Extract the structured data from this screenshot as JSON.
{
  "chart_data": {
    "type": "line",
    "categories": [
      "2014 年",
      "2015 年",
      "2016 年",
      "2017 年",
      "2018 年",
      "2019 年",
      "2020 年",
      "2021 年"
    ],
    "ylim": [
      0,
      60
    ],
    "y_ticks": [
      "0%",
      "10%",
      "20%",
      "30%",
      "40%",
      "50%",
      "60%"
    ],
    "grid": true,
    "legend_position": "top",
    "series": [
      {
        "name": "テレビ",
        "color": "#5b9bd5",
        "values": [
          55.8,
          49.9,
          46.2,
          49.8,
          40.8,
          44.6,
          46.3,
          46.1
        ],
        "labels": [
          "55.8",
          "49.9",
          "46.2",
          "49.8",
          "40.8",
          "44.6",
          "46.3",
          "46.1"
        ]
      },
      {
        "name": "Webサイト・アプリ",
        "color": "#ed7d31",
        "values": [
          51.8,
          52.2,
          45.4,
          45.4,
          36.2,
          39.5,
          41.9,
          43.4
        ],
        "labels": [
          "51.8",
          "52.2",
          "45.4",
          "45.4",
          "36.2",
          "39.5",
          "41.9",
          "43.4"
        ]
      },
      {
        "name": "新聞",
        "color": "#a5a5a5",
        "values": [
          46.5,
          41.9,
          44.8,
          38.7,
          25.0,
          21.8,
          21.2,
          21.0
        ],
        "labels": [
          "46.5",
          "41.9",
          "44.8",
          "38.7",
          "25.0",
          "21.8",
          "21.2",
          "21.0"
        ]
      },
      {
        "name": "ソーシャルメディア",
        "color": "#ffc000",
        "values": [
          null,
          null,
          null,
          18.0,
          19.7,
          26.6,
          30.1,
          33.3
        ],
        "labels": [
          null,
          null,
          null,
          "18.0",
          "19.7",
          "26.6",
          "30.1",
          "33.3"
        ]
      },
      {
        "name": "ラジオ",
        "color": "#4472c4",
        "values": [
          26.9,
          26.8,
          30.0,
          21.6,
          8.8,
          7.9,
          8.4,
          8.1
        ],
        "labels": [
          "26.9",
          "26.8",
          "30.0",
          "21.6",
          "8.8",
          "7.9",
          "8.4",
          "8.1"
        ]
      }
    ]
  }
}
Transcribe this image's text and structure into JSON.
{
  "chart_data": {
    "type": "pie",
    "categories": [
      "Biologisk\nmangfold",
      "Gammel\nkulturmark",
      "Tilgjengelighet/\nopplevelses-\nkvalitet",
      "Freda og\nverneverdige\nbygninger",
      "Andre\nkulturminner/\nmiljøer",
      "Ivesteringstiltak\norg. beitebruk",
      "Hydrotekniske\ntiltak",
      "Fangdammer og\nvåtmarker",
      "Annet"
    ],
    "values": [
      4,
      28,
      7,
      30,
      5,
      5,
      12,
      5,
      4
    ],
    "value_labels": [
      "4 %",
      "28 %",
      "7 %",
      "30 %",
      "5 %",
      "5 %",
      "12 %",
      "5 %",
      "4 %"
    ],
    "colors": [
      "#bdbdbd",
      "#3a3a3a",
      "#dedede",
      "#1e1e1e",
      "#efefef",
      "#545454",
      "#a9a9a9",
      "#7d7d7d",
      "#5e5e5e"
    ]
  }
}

==

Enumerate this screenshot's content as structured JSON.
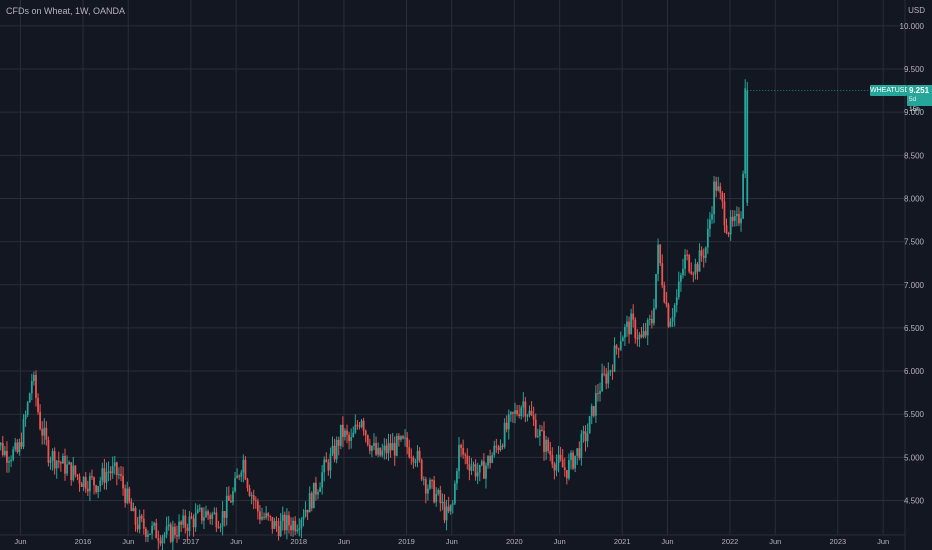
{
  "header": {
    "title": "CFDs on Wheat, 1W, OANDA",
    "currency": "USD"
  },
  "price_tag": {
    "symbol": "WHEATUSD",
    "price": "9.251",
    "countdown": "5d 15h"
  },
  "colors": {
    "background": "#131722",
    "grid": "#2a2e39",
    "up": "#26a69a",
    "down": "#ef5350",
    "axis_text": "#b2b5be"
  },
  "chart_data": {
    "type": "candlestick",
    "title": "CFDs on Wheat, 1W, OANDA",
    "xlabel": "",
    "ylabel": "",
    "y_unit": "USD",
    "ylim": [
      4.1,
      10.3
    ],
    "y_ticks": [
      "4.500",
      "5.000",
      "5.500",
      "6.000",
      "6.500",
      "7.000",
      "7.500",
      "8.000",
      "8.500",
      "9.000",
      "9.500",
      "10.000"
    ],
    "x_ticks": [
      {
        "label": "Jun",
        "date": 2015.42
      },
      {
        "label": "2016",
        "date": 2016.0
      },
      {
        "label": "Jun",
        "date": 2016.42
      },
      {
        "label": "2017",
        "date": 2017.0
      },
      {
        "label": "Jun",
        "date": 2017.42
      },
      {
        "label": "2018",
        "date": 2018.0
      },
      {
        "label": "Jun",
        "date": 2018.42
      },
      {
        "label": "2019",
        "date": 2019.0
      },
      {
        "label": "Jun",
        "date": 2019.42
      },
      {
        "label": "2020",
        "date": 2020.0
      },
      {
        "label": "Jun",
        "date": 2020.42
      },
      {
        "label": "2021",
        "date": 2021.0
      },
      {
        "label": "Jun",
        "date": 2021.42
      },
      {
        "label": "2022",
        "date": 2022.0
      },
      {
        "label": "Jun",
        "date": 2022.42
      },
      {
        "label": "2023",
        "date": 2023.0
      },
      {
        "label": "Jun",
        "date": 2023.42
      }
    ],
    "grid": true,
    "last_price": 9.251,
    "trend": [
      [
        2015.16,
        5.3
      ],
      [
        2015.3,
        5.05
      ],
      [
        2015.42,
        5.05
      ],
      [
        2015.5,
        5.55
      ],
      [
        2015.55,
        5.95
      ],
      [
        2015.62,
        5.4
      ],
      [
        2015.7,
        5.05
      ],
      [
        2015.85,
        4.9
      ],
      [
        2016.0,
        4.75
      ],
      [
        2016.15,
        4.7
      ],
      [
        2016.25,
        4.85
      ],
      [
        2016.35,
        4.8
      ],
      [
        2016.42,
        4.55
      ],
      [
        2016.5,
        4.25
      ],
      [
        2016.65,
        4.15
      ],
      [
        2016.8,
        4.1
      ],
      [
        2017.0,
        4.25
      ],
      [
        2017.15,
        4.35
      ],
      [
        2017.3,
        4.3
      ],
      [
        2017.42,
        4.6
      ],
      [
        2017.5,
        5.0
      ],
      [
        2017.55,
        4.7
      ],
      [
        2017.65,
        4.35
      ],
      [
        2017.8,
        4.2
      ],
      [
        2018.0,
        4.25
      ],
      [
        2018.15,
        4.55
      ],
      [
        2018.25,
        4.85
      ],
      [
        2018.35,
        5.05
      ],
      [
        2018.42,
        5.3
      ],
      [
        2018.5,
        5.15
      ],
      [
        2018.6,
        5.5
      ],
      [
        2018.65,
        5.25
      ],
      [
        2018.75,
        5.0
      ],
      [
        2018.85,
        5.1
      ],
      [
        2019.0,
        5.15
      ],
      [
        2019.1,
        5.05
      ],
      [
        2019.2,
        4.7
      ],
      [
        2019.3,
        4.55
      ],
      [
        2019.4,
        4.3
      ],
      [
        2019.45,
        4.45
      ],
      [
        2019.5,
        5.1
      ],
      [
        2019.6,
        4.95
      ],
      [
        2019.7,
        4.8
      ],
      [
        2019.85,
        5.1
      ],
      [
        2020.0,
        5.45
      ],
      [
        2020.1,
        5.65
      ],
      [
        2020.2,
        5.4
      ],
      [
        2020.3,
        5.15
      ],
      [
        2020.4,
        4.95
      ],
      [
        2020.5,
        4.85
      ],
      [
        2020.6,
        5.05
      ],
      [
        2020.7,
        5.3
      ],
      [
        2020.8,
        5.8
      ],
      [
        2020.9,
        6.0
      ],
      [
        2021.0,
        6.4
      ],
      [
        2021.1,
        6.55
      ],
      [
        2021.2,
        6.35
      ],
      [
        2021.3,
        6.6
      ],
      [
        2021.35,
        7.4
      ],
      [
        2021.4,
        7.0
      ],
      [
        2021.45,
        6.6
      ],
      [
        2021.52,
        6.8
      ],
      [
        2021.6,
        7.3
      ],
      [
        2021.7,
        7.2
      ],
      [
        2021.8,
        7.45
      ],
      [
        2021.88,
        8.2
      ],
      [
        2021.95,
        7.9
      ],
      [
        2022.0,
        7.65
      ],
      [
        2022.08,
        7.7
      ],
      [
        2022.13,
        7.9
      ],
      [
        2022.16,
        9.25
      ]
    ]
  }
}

--

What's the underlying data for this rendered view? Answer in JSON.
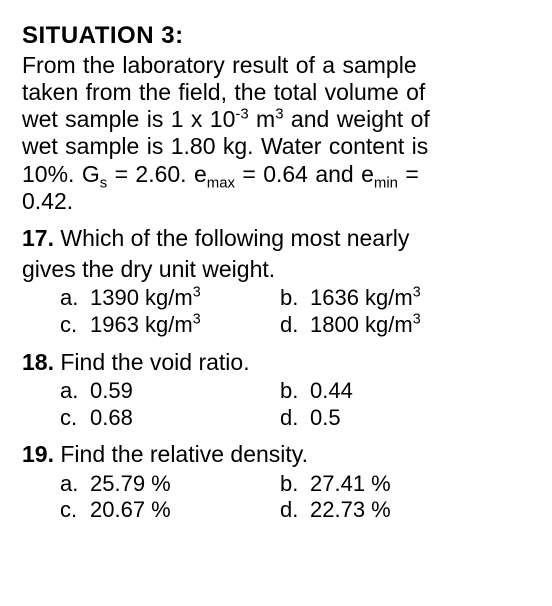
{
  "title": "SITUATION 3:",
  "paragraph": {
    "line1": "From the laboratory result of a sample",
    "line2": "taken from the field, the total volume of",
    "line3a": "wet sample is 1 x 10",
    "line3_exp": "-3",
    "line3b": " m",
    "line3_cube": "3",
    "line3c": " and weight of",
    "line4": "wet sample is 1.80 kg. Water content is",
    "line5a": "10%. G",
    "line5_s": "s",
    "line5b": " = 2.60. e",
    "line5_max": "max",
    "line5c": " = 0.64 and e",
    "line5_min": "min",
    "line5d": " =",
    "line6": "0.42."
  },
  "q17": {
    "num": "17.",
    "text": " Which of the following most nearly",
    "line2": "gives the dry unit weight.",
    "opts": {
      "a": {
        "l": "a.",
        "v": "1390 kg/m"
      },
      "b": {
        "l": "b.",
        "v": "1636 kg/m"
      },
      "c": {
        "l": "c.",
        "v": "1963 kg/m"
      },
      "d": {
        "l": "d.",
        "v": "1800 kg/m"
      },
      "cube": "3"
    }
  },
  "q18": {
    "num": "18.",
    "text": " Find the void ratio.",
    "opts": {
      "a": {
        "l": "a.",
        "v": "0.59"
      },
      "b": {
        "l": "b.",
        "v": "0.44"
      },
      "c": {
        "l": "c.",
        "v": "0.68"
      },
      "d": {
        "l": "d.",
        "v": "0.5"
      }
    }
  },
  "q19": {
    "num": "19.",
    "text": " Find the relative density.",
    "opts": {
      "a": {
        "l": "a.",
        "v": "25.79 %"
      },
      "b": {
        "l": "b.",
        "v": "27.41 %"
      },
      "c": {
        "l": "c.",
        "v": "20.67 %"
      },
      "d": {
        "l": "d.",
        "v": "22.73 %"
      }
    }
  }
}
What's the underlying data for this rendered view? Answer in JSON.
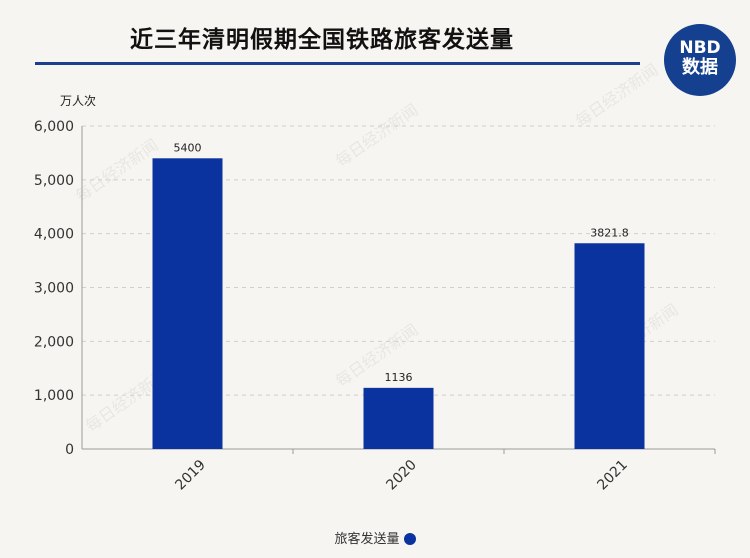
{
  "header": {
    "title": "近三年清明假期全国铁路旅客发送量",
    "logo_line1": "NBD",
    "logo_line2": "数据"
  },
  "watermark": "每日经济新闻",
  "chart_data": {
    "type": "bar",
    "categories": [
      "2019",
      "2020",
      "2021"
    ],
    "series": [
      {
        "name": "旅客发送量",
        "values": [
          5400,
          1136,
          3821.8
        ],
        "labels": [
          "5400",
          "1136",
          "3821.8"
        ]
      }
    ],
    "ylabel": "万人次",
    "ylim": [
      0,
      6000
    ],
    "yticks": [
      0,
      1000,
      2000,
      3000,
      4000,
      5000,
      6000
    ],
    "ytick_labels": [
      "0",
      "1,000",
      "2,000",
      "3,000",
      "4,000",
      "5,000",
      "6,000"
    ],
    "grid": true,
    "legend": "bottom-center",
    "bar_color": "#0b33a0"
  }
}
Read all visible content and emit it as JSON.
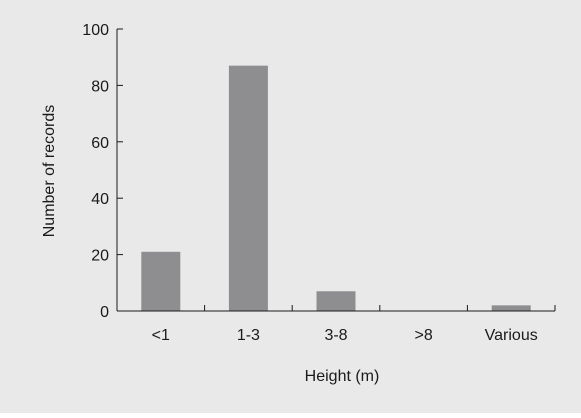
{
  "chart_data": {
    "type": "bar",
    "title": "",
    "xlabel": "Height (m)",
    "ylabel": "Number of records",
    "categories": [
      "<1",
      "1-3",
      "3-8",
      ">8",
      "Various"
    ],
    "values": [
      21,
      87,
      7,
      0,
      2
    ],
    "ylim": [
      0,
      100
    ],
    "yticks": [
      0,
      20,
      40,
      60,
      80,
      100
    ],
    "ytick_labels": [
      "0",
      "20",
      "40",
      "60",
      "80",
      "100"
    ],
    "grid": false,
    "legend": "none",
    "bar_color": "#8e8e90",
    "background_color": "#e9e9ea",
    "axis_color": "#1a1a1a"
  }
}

■ **Problem**: In the data above, count the lines where the word "weight" appears; reply with the number only.

■ **Solution below**: 2